> _Task_: Exactly as they appear, output all of the records. Skip any images.

> _Exercise material_:
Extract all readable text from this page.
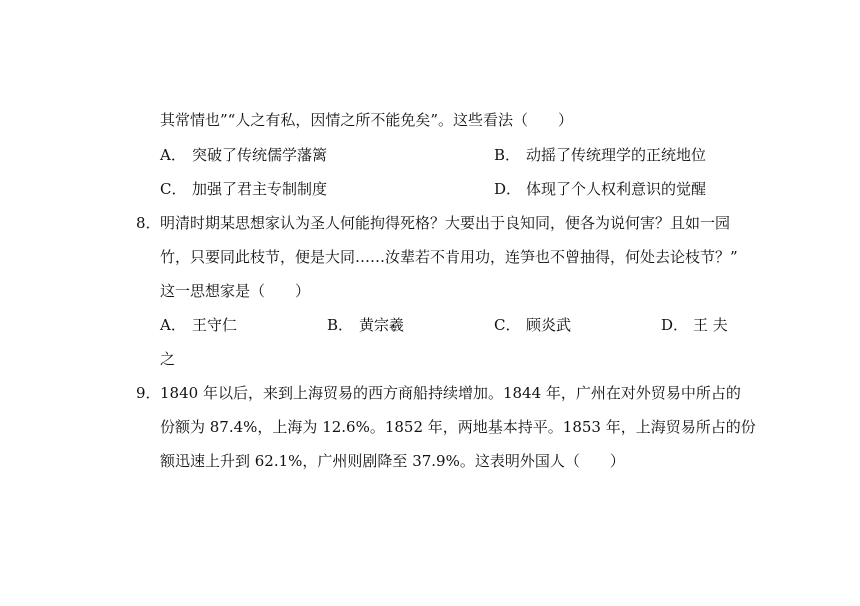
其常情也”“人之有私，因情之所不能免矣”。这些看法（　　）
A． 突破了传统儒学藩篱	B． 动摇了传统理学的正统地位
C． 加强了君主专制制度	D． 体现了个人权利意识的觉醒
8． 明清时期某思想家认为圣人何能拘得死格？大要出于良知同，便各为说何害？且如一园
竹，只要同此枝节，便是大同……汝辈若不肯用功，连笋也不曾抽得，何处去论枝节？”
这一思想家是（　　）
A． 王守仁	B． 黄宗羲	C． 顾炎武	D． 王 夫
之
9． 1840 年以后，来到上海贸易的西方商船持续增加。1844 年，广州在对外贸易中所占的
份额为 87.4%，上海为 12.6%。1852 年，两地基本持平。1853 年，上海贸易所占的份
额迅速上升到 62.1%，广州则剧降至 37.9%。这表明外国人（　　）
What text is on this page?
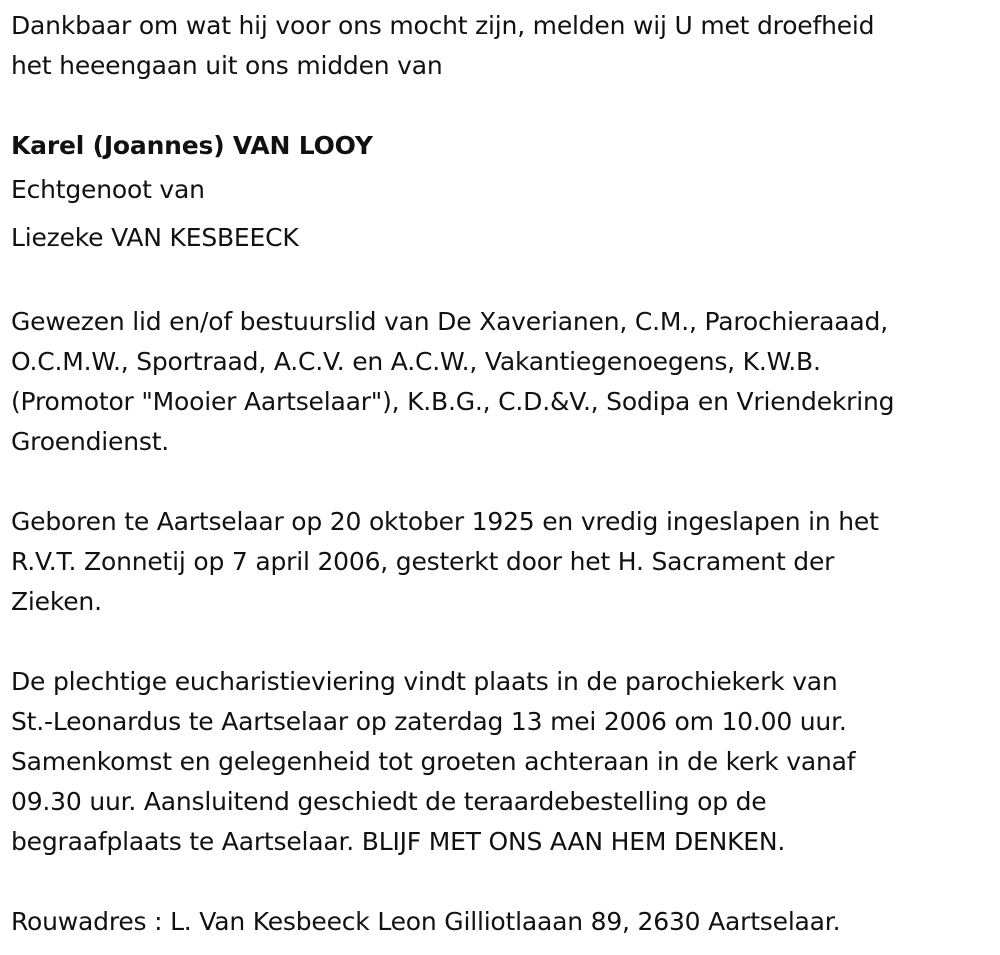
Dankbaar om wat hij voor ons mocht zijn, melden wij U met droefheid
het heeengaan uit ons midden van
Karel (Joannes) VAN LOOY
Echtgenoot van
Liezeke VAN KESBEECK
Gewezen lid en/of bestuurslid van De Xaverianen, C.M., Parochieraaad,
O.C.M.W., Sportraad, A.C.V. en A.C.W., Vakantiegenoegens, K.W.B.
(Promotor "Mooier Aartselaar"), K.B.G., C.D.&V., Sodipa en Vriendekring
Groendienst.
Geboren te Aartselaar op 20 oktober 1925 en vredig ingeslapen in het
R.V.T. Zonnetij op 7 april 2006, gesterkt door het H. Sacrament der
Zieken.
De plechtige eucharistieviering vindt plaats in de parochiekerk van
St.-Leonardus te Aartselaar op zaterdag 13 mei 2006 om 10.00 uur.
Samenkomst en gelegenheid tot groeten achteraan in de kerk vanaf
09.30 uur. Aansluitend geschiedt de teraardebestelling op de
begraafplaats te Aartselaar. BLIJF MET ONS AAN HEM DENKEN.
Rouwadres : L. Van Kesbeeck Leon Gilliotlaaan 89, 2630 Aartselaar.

> _Written response_:
Extract all readable text from this page.
其常情也”“人之有私，因情之所不能免矣”。这些看法（　　）
A． 突破了传统儒学藩篱	B． 动摇了传统理学的正统地位
C． 加强了君主专制制度	D． 体现了个人权利意识的觉醒
8． 明清时期某思想家认为圣人何能拘得死格？大要出于良知同，便各为说何害？且如一园
竹，只要同此枝节，便是大同……汝辈若不肯用功，连笋也不曾抽得，何处去论枝节？”
这一思想家是（　　）
A． 王守仁	B． 黄宗羲	C． 顾炎武	D． 王 夫
之
9． 1840 年以后，来到上海贸易的西方商船持续增加。1844 年，广州在对外贸易中所占的
份额为 87.4%，上海为 12.6%。1852 年，两地基本持平。1853 年，上海贸易所占的份
额迅速上升到 62.1%，广州则剧降至 37.9%。这表明外国人（　　）
What text is on this page?
Dankbaar om wat hij voor ons mocht zijn, melden wij U met droefheid
het heeengaan uit ons midden van
Karel (Joannes) VAN LOOY
Echtgenoot van
Liezeke VAN KESBEECK
Gewezen lid en/of bestuurslid van De Xaverianen, C.M., Parochieraaad,
O.C.M.W., Sportraad, A.C.V. en A.C.W., Vakantiegenoegens, K.W.B.
(Promotor "Mooier Aartselaar"), K.B.G., C.D.&V., Sodipa en Vriendekring
Groendienst.
Geboren te Aartselaar op 20 oktober 1925 en vredig ingeslapen in het
R.V.T. Zonnetij op 7 april 2006, gesterkt door het H. Sacrament der
Zieken.
De plechtige eucharistieviering vindt plaats in de parochiekerk van
St.-Leonardus te Aartselaar op zaterdag 13 mei 2006 om 10.00 uur.
Samenkomst en gelegenheid tot groeten achteraan in de kerk vanaf
09.30 uur. Aansluitend geschiedt de teraardebestelling op de
begraafplaats te Aartselaar. BLIJF MET ONS AAN HEM DENKEN.
Rouwadres : L. Van Kesbeeck Leon Gilliotlaaan 89, 2630 Aartselaar.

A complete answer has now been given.